*PROMPT*:
Exactly as written, please set down all of the entries again, with no pictures.

*MATERIAL*:
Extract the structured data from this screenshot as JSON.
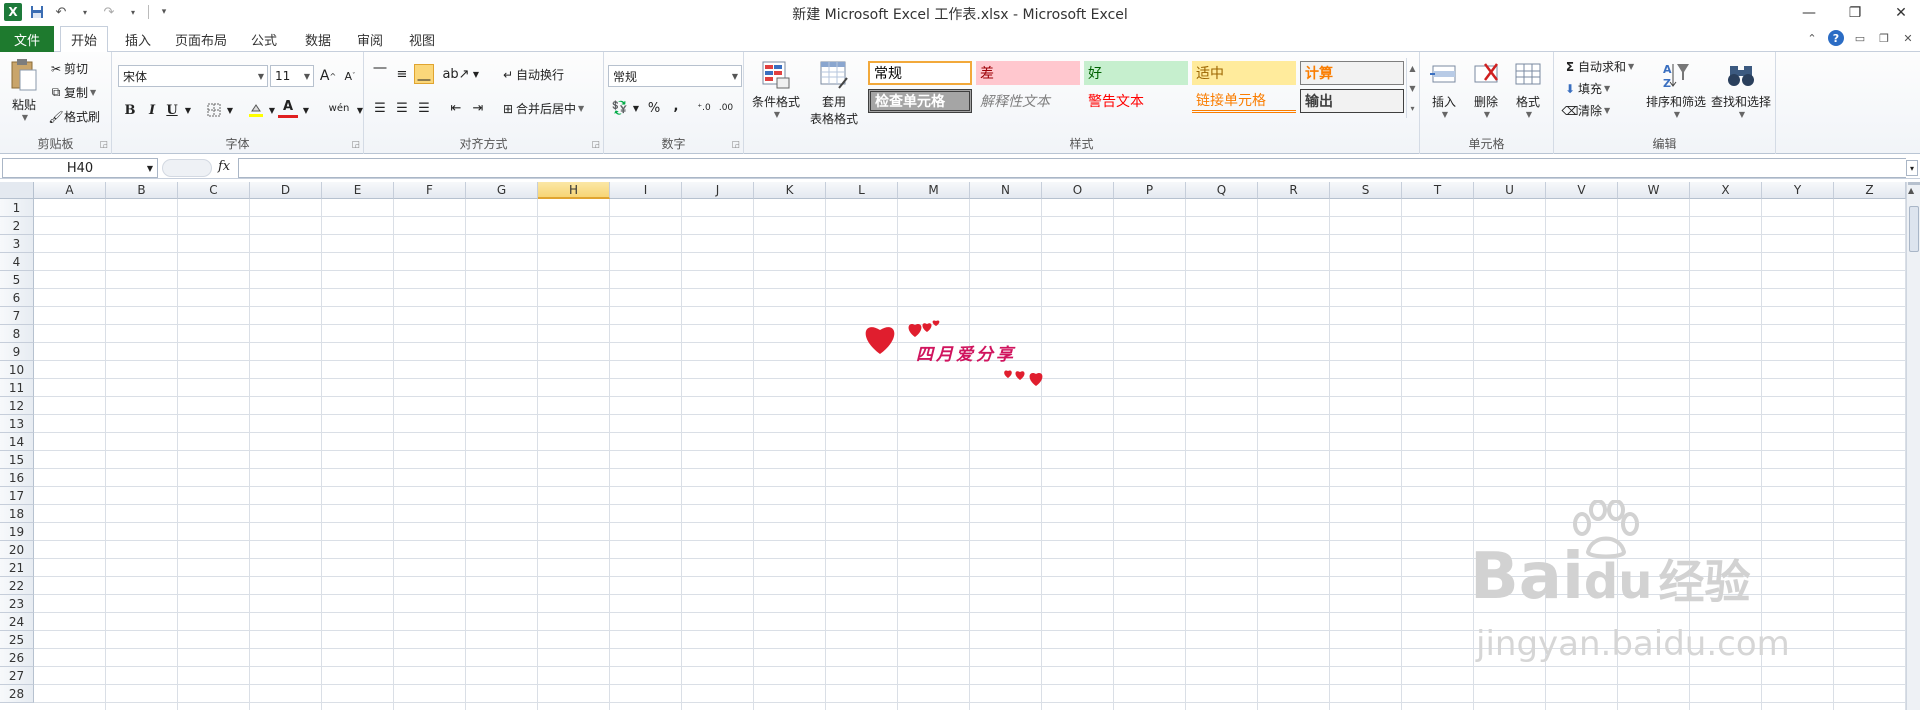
{
  "window": {
    "title": "新建 Microsoft Excel 工作表.xlsx  -  Microsoft Excel",
    "qat": {
      "logo": "X",
      "save_icon": "save-icon",
      "undo_icon": "undo-icon",
      "redo_icon": "redo-icon"
    }
  },
  "tabs": {
    "file": "文件",
    "items": [
      "开始",
      "插入",
      "页面布局",
      "公式",
      "数据",
      "审阅",
      "视图"
    ],
    "active": "开始"
  },
  "ribbon": {
    "clipboard": {
      "label": "剪贴板",
      "paste": "粘贴",
      "cut": "剪切",
      "copy": "复制",
      "painter": "格式刷"
    },
    "font": {
      "label": "字体",
      "name": "宋体",
      "size": "11",
      "bold": "B",
      "italic": "I",
      "underline": "U",
      "font_color": "A",
      "wen": "wén"
    },
    "alignment": {
      "label": "对齐方式",
      "wrap": "自动换行",
      "merge": "合并后居中"
    },
    "number": {
      "label": "数字",
      "format": "常规",
      "percent": "%",
      "comma": ","
    },
    "styles": {
      "label": "样式",
      "cond_format": "条件格式",
      "table_format_1": "套用",
      "table_format_2": "表格格式",
      "cells": [
        {
          "text": "常规",
          "bg": "#ffffff",
          "fg": "#000000",
          "border": "#f2a93b"
        },
        {
          "text": "差",
          "bg": "#ffc7ce",
          "fg": "#9c0006",
          "border": "none"
        },
        {
          "text": "好",
          "bg": "#c6efce",
          "fg": "#006100",
          "border": "none"
        },
        {
          "text": "适中",
          "bg": "#ffeb9c",
          "fg": "#9c6500",
          "border": "none"
        },
        {
          "text": "计算",
          "bg": "#f2f2f2",
          "fg": "#fa7d00",
          "border": "#7f7f7f"
        },
        {
          "text": "检查单元格",
          "bg": "#a5a5a5",
          "fg": "#ffffff",
          "border": "#3f3f3f"
        },
        {
          "text": "解释性文本",
          "bg": "transparent",
          "fg": "#7f7f7f",
          "border": "none"
        },
        {
          "text": "警告文本",
          "bg": "transparent",
          "fg": "#ff0000",
          "border": "none"
        },
        {
          "text": "链接单元格",
          "bg": "transparent",
          "fg": "#fa7d00",
          "border": "bottom"
        },
        {
          "text": "输出",
          "bg": "#f2f2f2",
          "fg": "#3f3f3f",
          "border": "#3f3f3f"
        }
      ]
    },
    "cells": {
      "label": "单元格",
      "insert": "插入",
      "delete": "删除",
      "format": "格式"
    },
    "editing": {
      "label": "编辑",
      "autosum": "自动求和",
      "fill": "填充",
      "clear": "清除",
      "sort": "排序和筛选",
      "find": "查找和选择"
    }
  },
  "formula_bar": {
    "name_box": "H40",
    "fx": "fx",
    "value": ""
  },
  "grid": {
    "columns": [
      "A",
      "B",
      "C",
      "D",
      "E",
      "F",
      "G",
      "H",
      "I",
      "J",
      "K",
      "L",
      "M",
      "N",
      "O",
      "P",
      "Q",
      "R",
      "S",
      "T",
      "U",
      "V",
      "W",
      "X",
      "Y",
      "Z"
    ],
    "rows": [
      "1",
      "2",
      "3",
      "4",
      "5",
      "6",
      "7",
      "8",
      "9",
      "10",
      "11",
      "12",
      "13",
      "14",
      "15",
      "16",
      "17",
      "18",
      "19",
      "20",
      "21",
      "22",
      "23",
      "24",
      "25",
      "26",
      "27",
      "28"
    ],
    "selected_column": "H"
  },
  "picture": {
    "text": "四月爱分享",
    "heart_color": "#e01e2e",
    "text_color": "#d0145e"
  },
  "watermark": {
    "brand": "Bai",
    "brand2": "du",
    "brand_cn": "经验",
    "url": "jingyan.baidu.com"
  }
}
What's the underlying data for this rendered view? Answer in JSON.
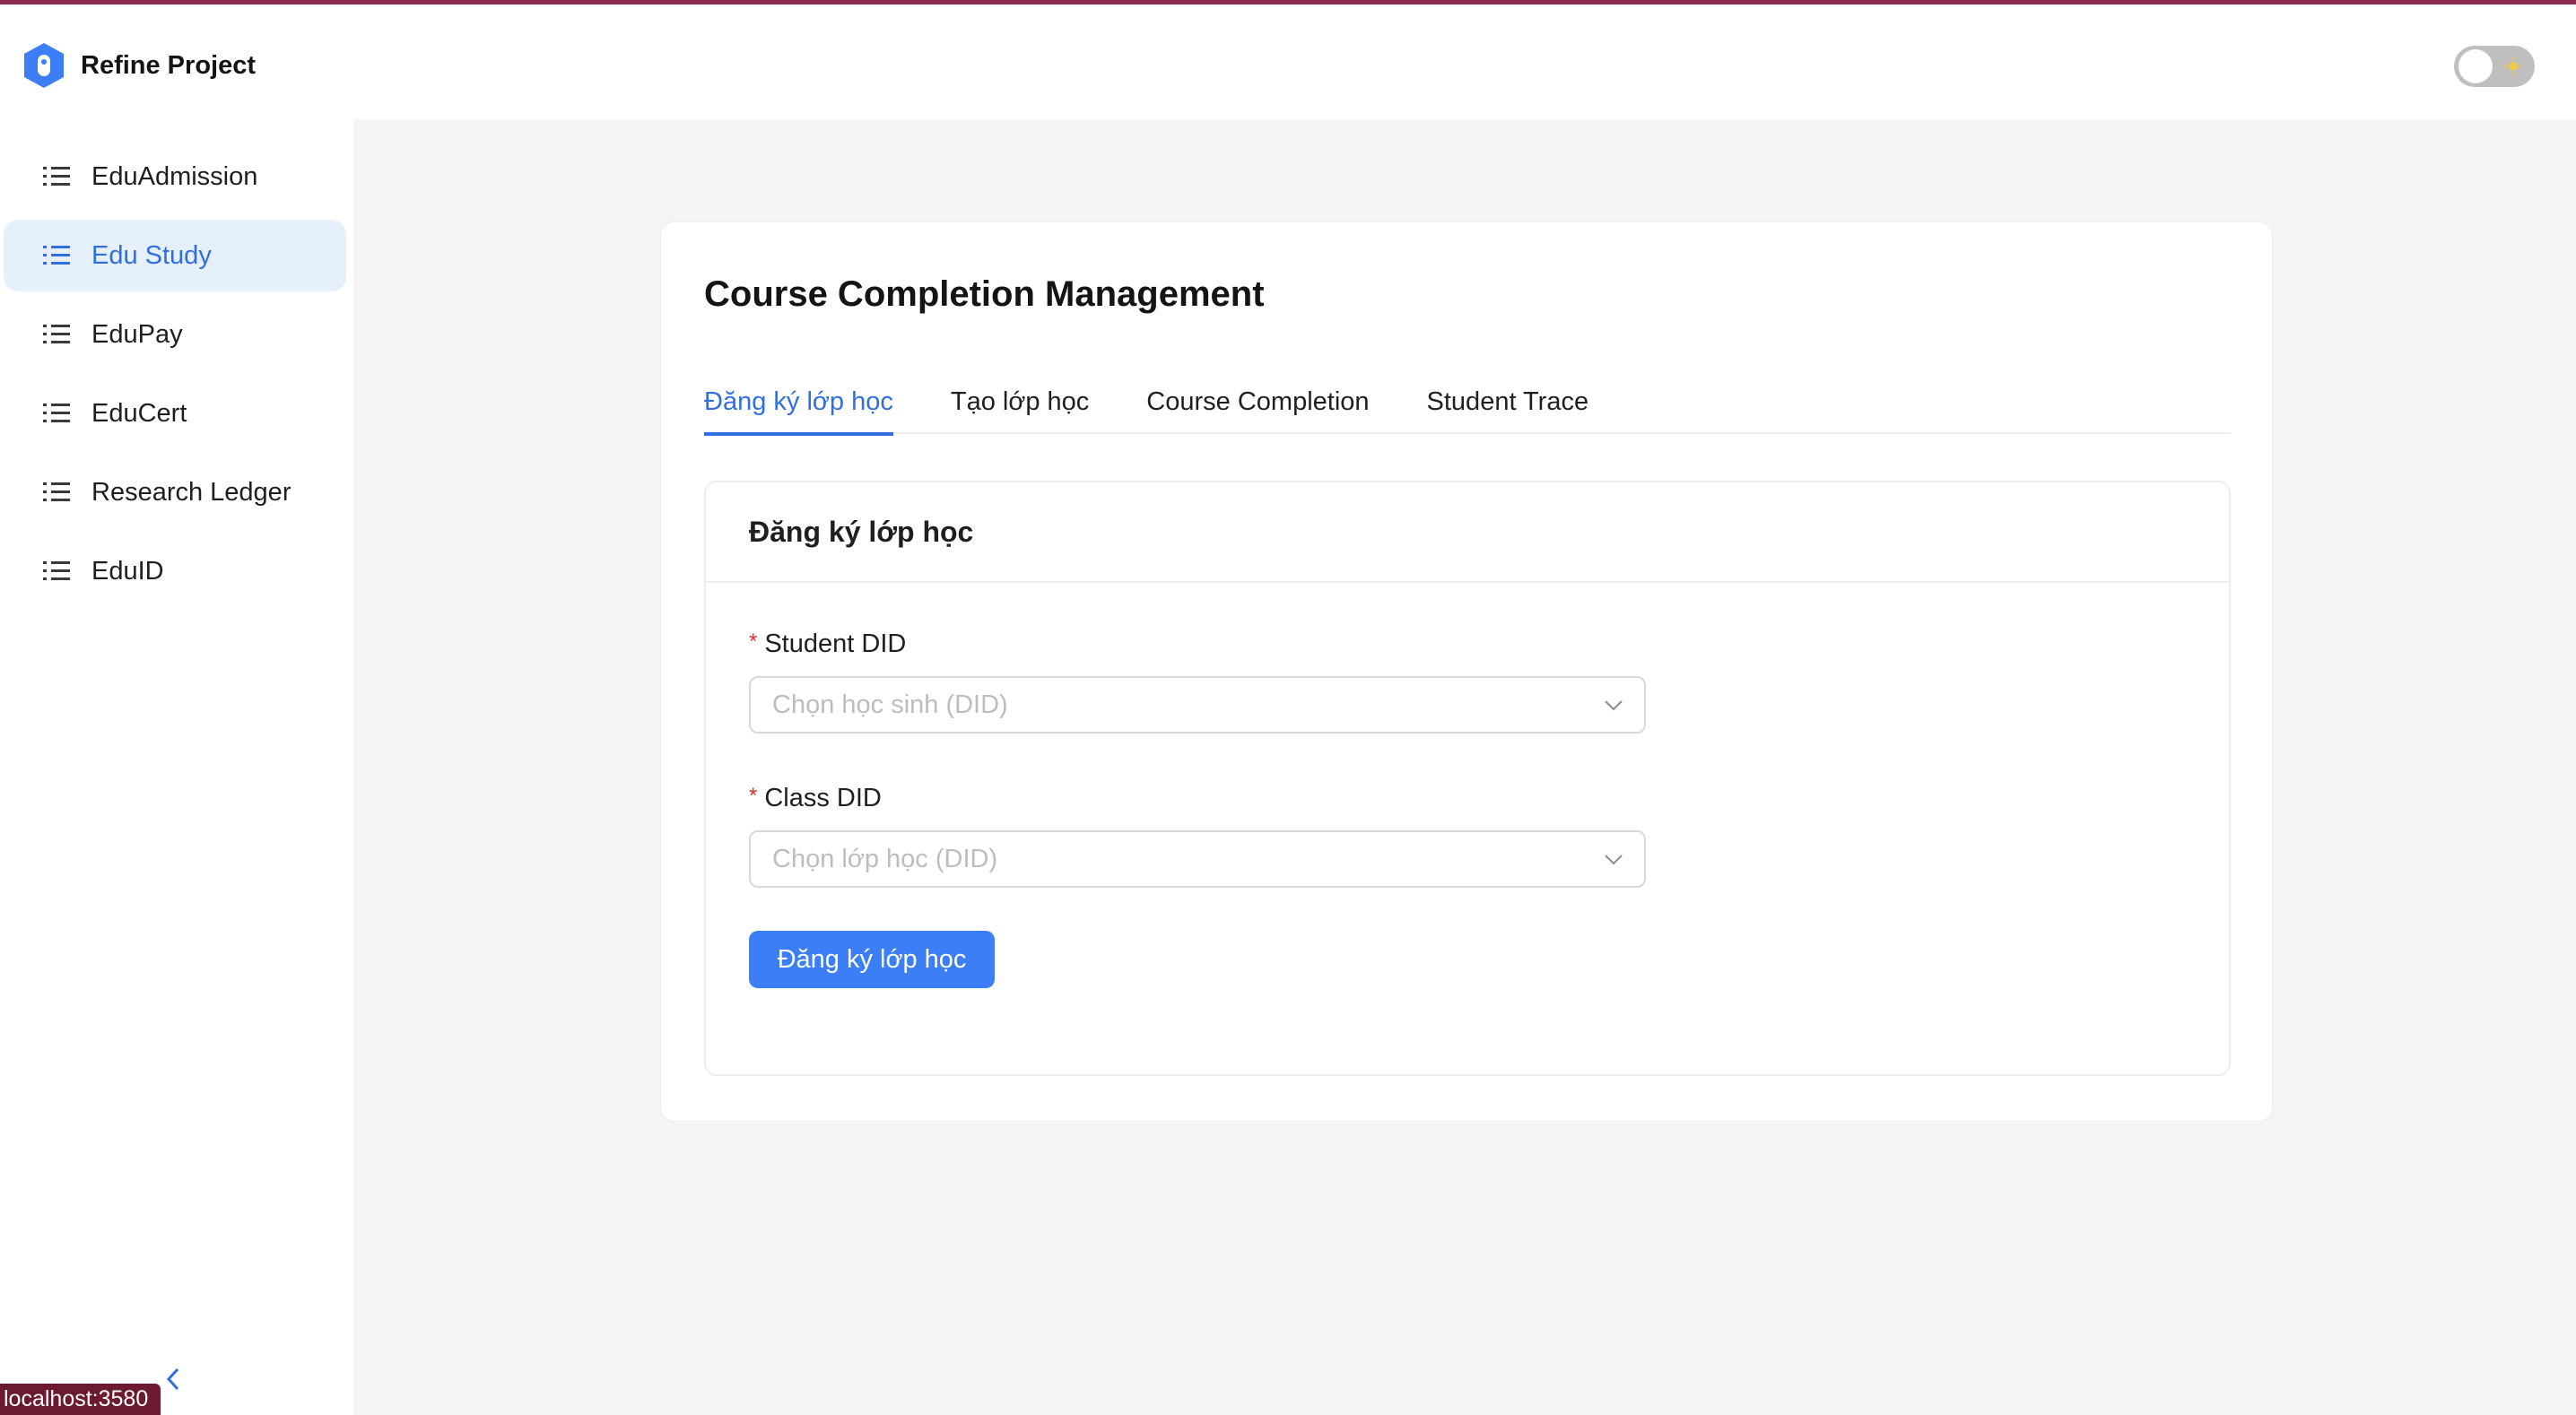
{
  "brand": {
    "title": "Refine Project"
  },
  "sidebar": {
    "items": [
      {
        "label": "EduAdmission",
        "active": false
      },
      {
        "label": "Edu Study",
        "active": true
      },
      {
        "label": "EduPay",
        "active": false
      },
      {
        "label": "EduCert",
        "active": false
      },
      {
        "label": "Research Ledger",
        "active": false
      },
      {
        "label": "EduID",
        "active": false
      }
    ]
  },
  "status_bar": {
    "url": "localhost:3580"
  },
  "header": {
    "theme_toggle": "light"
  },
  "colors": {
    "accent": "#2f6fe0",
    "button": "#3b7ef5",
    "required": "#e0312b",
    "top_line": "#8b2a4f"
  },
  "main": {
    "title": "Course Completion Management",
    "tabs": [
      {
        "label": "Đăng ký lớp học",
        "active": true
      },
      {
        "label": "Tạo lớp học",
        "active": false
      },
      {
        "label": "Course Completion",
        "active": false
      },
      {
        "label": "Student Trace",
        "active": false
      }
    ],
    "form": {
      "title": "Đăng ký lớp học",
      "student_label": "Student DID",
      "student_placeholder": "Chọn học sinh (DID)",
      "class_label": "Class DID",
      "class_placeholder": "Chọn lớp học (DID)",
      "required_mark": "*",
      "submit_label": "Đăng ký lớp học"
    }
  }
}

*OUTPUT FOR THIS EXERCISE*:
Extract the structured data from this screenshot as JSON.
{
  "window": {
    "title": "新建 Microsoft Excel 工作表.xlsx  -  Microsoft Excel",
    "qat": {
      "logo": "X",
      "save_icon": "save-icon",
      "undo_icon": "undo-icon",
      "redo_icon": "redo-icon"
    }
  },
  "tabs": {
    "file": "文件",
    "items": [
      "开始",
      "插入",
      "页面布局",
      "公式",
      "数据",
      "审阅",
      "视图"
    ],
    "active": "开始"
  },
  "ribbon": {
    "clipboard": {
      "label": "剪贴板",
      "paste": "粘贴",
      "cut": "剪切",
      "copy": "复制",
      "painter": "格式刷"
    },
    "font": {
      "label": "字体",
      "name": "宋体",
      "size": "11",
      "bold": "B",
      "italic": "I",
      "underline": "U",
      "font_color": "A",
      "wen": "wén"
    },
    "alignment": {
      "label": "对齐方式",
      "wrap": "自动换行",
      "merge": "合并后居中"
    },
    "number": {
      "label": "数字",
      "format": "常规",
      "percent": "%",
      "comma": ","
    },
    "styles": {
      "label": "样式",
      "cond_format": "条件格式",
      "table_format_1": "套用",
      "table_format_2": "表格格式",
      "cells": [
        {
          "text": "常规",
          "bg": "#ffffff",
          "fg": "#000000",
          "border": "#f2a93b"
        },
        {
          "text": "差",
          "bg": "#ffc7ce",
          "fg": "#9c0006",
          "border": "none"
        },
        {
          "text": "好",
          "bg": "#c6efce",
          "fg": "#006100",
          "border": "none"
        },
        {
          "text": "适中",
          "bg": "#ffeb9c",
          "fg": "#9c6500",
          "border": "none"
        },
        {
          "text": "计算",
          "bg": "#f2f2f2",
          "fg": "#fa7d00",
          "border": "#7f7f7f"
        },
        {
          "text": "检查单元格",
          "bg": "#a5a5a5",
          "fg": "#ffffff",
          "border": "#3f3f3f"
        },
        {
          "text": "解释性文本",
          "bg": "transparent",
          "fg": "#7f7f7f",
          "border": "none"
        },
        {
          "text": "警告文本",
          "bg": "transparent",
          "fg": "#ff0000",
          "border": "none"
        },
        {
          "text": "链接单元格",
          "bg": "transparent",
          "fg": "#fa7d00",
          "border": "bottom"
        },
        {
          "text": "输出",
          "bg": "#f2f2f2",
          "fg": "#3f3f3f",
          "border": "#3f3f3f"
        }
      ]
    },
    "cells": {
      "label": "单元格",
      "insert": "插入",
      "delete": "删除",
      "format": "格式"
    },
    "editing": {
      "label": "编辑",
      "autosum": "自动求和",
      "fill": "填充",
      "clear": "清除",
      "sort": "排序和筛选",
      "find": "查找和选择"
    }
  },
  "formula_bar": {
    "name_box": "H40",
    "fx": "fx",
    "value": ""
  },
  "grid": {
    "columns": [
      "A",
      "B",
      "C",
      "D",
      "E",
      "F",
      "G",
      "H",
      "I",
      "J",
      "K",
      "L",
      "M",
      "N",
      "O",
      "P",
      "Q",
      "R",
      "S",
      "T",
      "U",
      "V",
      "W",
      "X",
      "Y",
      "Z"
    ],
    "rows": [
      "1",
      "2",
      "3",
      "4",
      "5",
      "6",
      "7",
      "8",
      "9",
      "10",
      "11",
      "12",
      "13",
      "14",
      "15",
      "16",
      "17",
      "18",
      "19",
      "20",
      "21",
      "22",
      "23",
      "24",
      "25",
      "26",
      "27",
      "28"
    ],
    "selected_column": "H"
  },
  "picture": {
    "text": "四月爱分享",
    "heart_color": "#e01e2e",
    "text_color": "#d0145e"
  },
  "watermark": {
    "brand": "Bai",
    "brand2": "du",
    "brand_cn": "经验",
    "url": "jingyan.baidu.com"
  }
}
What's the underlying data for this rendered view? Answer in JSON.
{
  "brand": {
    "title": "Refine Project"
  },
  "sidebar": {
    "items": [
      {
        "label": "EduAdmission",
        "active": false
      },
      {
        "label": "Edu Study",
        "active": true
      },
      {
        "label": "EduPay",
        "active": false
      },
      {
        "label": "EduCert",
        "active": false
      },
      {
        "label": "Research Ledger",
        "active": false
      },
      {
        "label": "EduID",
        "active": false
      }
    ]
  },
  "status_bar": {
    "url": "localhost:3580"
  },
  "header": {
    "theme_toggle": "light"
  },
  "colors": {
    "accent": "#2f6fe0",
    "button": "#3b7ef5",
    "required": "#e0312b",
    "top_line": "#8b2a4f"
  },
  "main": {
    "title": "Course Completion Management",
    "tabs": [
      {
        "label": "Đăng ký lớp học",
        "active": true
      },
      {
        "label": "Tạo lớp học",
        "active": false
      },
      {
        "label": "Course Completion",
        "active": false
      },
      {
        "label": "Student Trace",
        "active": false
      }
    ],
    "form": {
      "title": "Đăng ký lớp học",
      "student_label": "Student DID",
      "student_placeholder": "Chọn học sinh (DID)",
      "class_label": "Class DID",
      "class_placeholder": "Chọn lớp học (DID)",
      "required_mark": "*",
      "submit_label": "Đăng ký lớp học"
    }
  }
}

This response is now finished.